__What is expected__: Update the lines in the stretch from the line containing "- bell-icon[interactable]: 🔔: [112, 0, 140, 28]" through the line containing "- search-icon[interactable]: 🔍: [84, 0, 112, 28]" by replacing "close-icon" with "dismiss-icon", keeping all else unchanged, and return only those lines.
· · · · ·
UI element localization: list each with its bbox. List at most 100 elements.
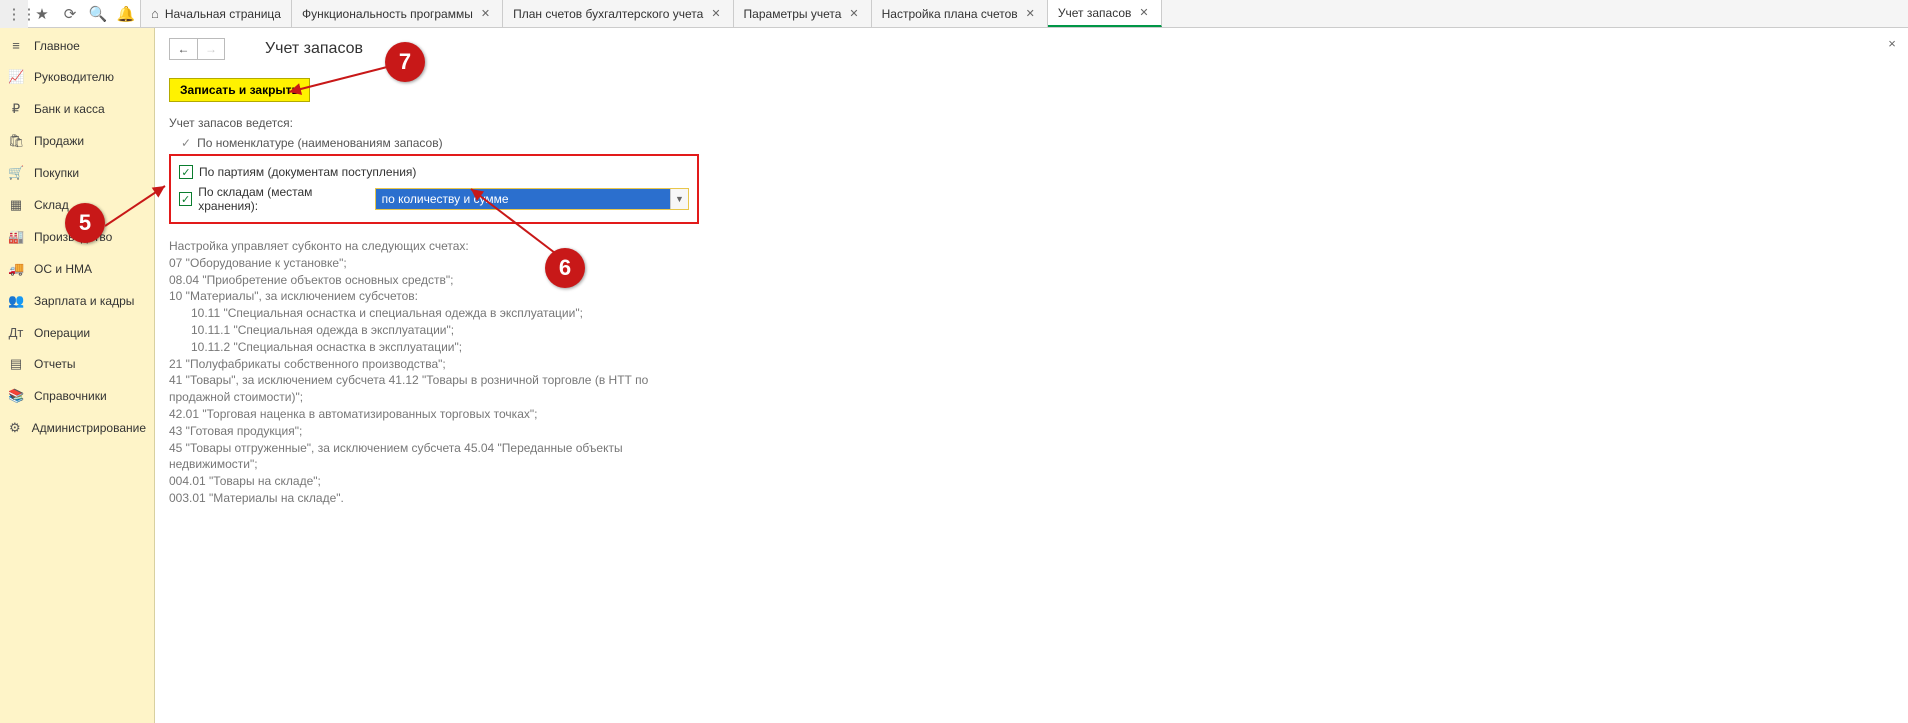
- bell-icon[interactable]: 🔔: [112, 0, 140, 28]
- tab-functionality[interactable]: Функциональность программы ✕: [292, 0, 503, 27]
- close-icon[interactable]: ✕: [709, 7, 722, 20]
- page-title: Учет запасов: [265, 40, 363, 58]
- close-icon[interactable]: ✕: [479, 7, 492, 20]
- sidebar-item-label: Зарплата и кадры: [34, 294, 134, 308]
- tab-plan-settings[interactable]: Настройка плана счетов ✕: [872, 0, 1048, 27]
- info-line: 07 "Оборудование к установке";: [169, 255, 709, 272]
- search-icon[interactable]: 🔍: [84, 0, 112, 28]
- dropdown-value: по количеству и сумме: [376, 189, 670, 209]
- info-line: 10.11.2 "Специальная оснастка в эксплуат…: [169, 339, 709, 356]
- info-line: 004.01 "Товары на складе";: [169, 473, 709, 490]
- tab-label: План счетов бухгалтерского учета: [513, 7, 703, 21]
- sidebar-item[interactable]: ⚙ Администрирование: [0, 412, 154, 444]
- tab-label: Учет запасов: [1058, 6, 1132, 20]
- info-line: 10.11 "Специальная оснастка и специальна…: [169, 305, 709, 322]
- tab-inventory[interactable]: Учет запасов ✕: [1048, 0, 1162, 27]
- intro-label: Учет запасов ведется:: [169, 116, 1894, 130]
- tab-home[interactable]: ⌂ Начальная страница: [141, 0, 292, 27]
- sidebar-item-label: Руководителю: [34, 70, 114, 84]
- content-area: × ← → Учет запасов Записать и закрыть Уч…: [155, 28, 1908, 723]
- close-icon[interactable]: ✕: [847, 7, 860, 20]
- sidebar-icon: 🛒: [8, 165, 24, 181]
- sidebar-icon: 🛍: [8, 133, 24, 149]
- save-close-button[interactable]: Записать и закрыть: [169, 78, 310, 102]
- tab-plan[interactable]: План счетов бухгалтерского учета ✕: [503, 0, 733, 27]
- checkbox-label: По партиям (документам поступления): [199, 165, 416, 179]
- star-icon[interactable]: ★: [28, 0, 56, 28]
- sidebar-item[interactable]: 📈 Руководителю: [0, 61, 154, 93]
- sidebar-item[interactable]: ₽ Банк и касса: [0, 93, 154, 125]
- checkbox-sklad[interactable]: ✓: [179, 192, 192, 206]
- sidebar-icon: 📚: [8, 388, 24, 404]
- checkbox-party[interactable]: ✓: [179, 165, 193, 179]
- sidebar-item[interactable]: 📚 Справочники: [0, 380, 154, 412]
- sidebar-icon: 👥: [8, 293, 24, 309]
- sidebar-item-label: Банк и касса: [34, 102, 105, 116]
- info-line: 42.01 "Торговая наценка в автоматизирова…: [169, 406, 709, 423]
- tab-label: Функциональность программы: [302, 7, 473, 21]
- chevron-down-icon[interactable]: ▼: [670, 189, 688, 209]
- info-text: Настройка управляет субконто на следующи…: [169, 238, 709, 507]
- callout-5: 5: [65, 203, 105, 243]
- sidebar-item-label: Справочники: [34, 389, 107, 403]
- sidebar-item-label: Операции: [34, 326, 90, 340]
- checkbox-row-party: ✓ По партиям (документам поступления): [179, 162, 689, 182]
- close-icon[interactable]: ✕: [1024, 7, 1037, 20]
- home-icon: ⌂: [151, 6, 159, 21]
- history-icon[interactable]: ⟳: [56, 0, 84, 28]
- info-line: 10.11.1 "Специальная одежда в эксплуатац…: [169, 322, 709, 339]
- tab-params[interactable]: Параметры учета ✕: [734, 0, 872, 27]
- sidebar-icon: 🏭: [8, 229, 24, 245]
- sidebar-item-label: Отчеты: [34, 357, 75, 371]
- sidebar: ≡ Главное 📈 Руководителю ₽ Банк и касса 🛍 Прода…: [0, 28, 155, 723]
- sidebar-item-label: Покупки: [34, 166, 79, 180]
- check-icon: ✓: [181, 136, 191, 150]
- tab-label: Параметры учета: [744, 7, 842, 21]
- highlight-box: ✓ По партиям (документам поступления) ✓ …: [169, 154, 699, 224]
- sidebar-icon: 📈: [8, 69, 24, 85]
- info-line: 43 "Готовая продукция";: [169, 423, 709, 440]
- sidebar-icon: 🚚: [8, 261, 24, 277]
- callout-6: 6: [545, 248, 585, 288]
- sidebar-icon: ⚙: [8, 420, 22, 436]
- sidebar-item[interactable]: Дт Операции: [0, 317, 154, 348]
- sidebar-item[interactable]: 🛍 Продажи: [0, 125, 154, 157]
- nav-arrows: ← →: [169, 38, 225, 60]
- sidebar-icon: Дт: [8, 325, 24, 340]
- readonly-nomenclature: ✓ По номенклатуре (наименованиям запасов…: [169, 136, 1894, 150]
- sidebar-item-label: Продажи: [34, 134, 84, 148]
- info-line: 08.04 "Приобретение объектов основных ср…: [169, 272, 709, 289]
- close-panel-icon[interactable]: ×: [1884, 36, 1900, 52]
- topbar: ⋮⋮⋮ ★ ⟳ 🔍 🔔 ⌂ Начальная страница Функцио…: [0, 0, 1908, 28]
- sidebar-item[interactable]: ▤ Отчеты: [0, 348, 154, 380]
- sidebar-item[interactable]: ≡ Главное: [0, 30, 154, 61]
- tab-label: Настройка плана счетов: [882, 7, 1018, 21]
- apps-icon[interactable]: ⋮⋮⋮: [0, 0, 28, 28]
- nav-back-button[interactable]: ←: [169, 38, 197, 60]
- sidebar-item-label: ОС и НМА: [34, 262, 92, 276]
- topbar-icon-group: ⋮⋮⋮ ★ ⟳ 🔍 🔔: [0, 0, 141, 27]
- sidebar-icon: ▦: [8, 197, 24, 213]
- info-line: 003.01 "Материалы на складе".: [169, 490, 709, 507]
- sidebar-icon: ▤: [8, 356, 24, 372]
- sidebar-item-label: Администрирование: [32, 421, 146, 435]
- sidebar-icon: ≡: [8, 38, 24, 53]
- tab-label: Начальная страница: [165, 7, 281, 21]
- info-line: Настройка управляет субконто на следующи…: [169, 238, 709, 255]
- checkbox-label: По складам (местам хранения):: [198, 185, 364, 213]
- sidebar-item-label: Главное: [34, 39, 80, 53]
- info-line: 21 "Полуфабрикаты собственного производс…: [169, 356, 709, 373]
- info-line: 41 "Товары", за исключением субсчета 41.…: [169, 372, 709, 406]
- sidebar-icon: ₽: [8, 101, 24, 117]
- sidebar-item[interactable]: 🛒 Покупки: [0, 157, 154, 189]
- info-line: 45 "Товары отгруженные", за исключением …: [169, 440, 709, 474]
- sidebar-item-label: Склад: [34, 198, 69, 212]
- close-icon[interactable]: ✕: [1137, 6, 1150, 19]
- checkbox-row-sklad: ✓ По складам (местам хранения): по колич…: [179, 182, 689, 216]
- warehouse-mode-dropdown[interactable]: по количеству и сумме ▼: [375, 188, 689, 210]
- nav-forward-button[interactable]: →: [197, 38, 225, 60]
- callout-7: 7: [385, 42, 425, 82]
- sidebar-item[interactable]: 🚚 ОС и НМА: [0, 253, 154, 285]
- sidebar-item[interactable]: 👥 Зарплата и кадры: [0, 285, 154, 317]
- info-line: 10 "Материалы", за исключением субсчетов…: [169, 288, 709, 305]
· · · · ·
__Correct response__:
- bell-icon[interactable]: 🔔: [112, 0, 140, 28]
- tab-functionality[interactable]: Функциональность программы ✕: [292, 0, 503, 27]
- dismiss-icon[interactable]: ✕: [709, 7, 722, 20]
- page-title: Учет запасов: [265, 40, 363, 58]
- dismiss-icon[interactable]: ✕: [479, 7, 492, 20]
- sidebar-item-label: Зарплата и кадры: [34, 294, 134, 308]
- tab-plan-settings[interactable]: Настройка плана счетов ✕: [872, 0, 1048, 27]
- info-line: 07 "Оборудование к установке";: [169, 255, 709, 272]
- search-icon[interactable]: 🔍: [84, 0, 112, 28]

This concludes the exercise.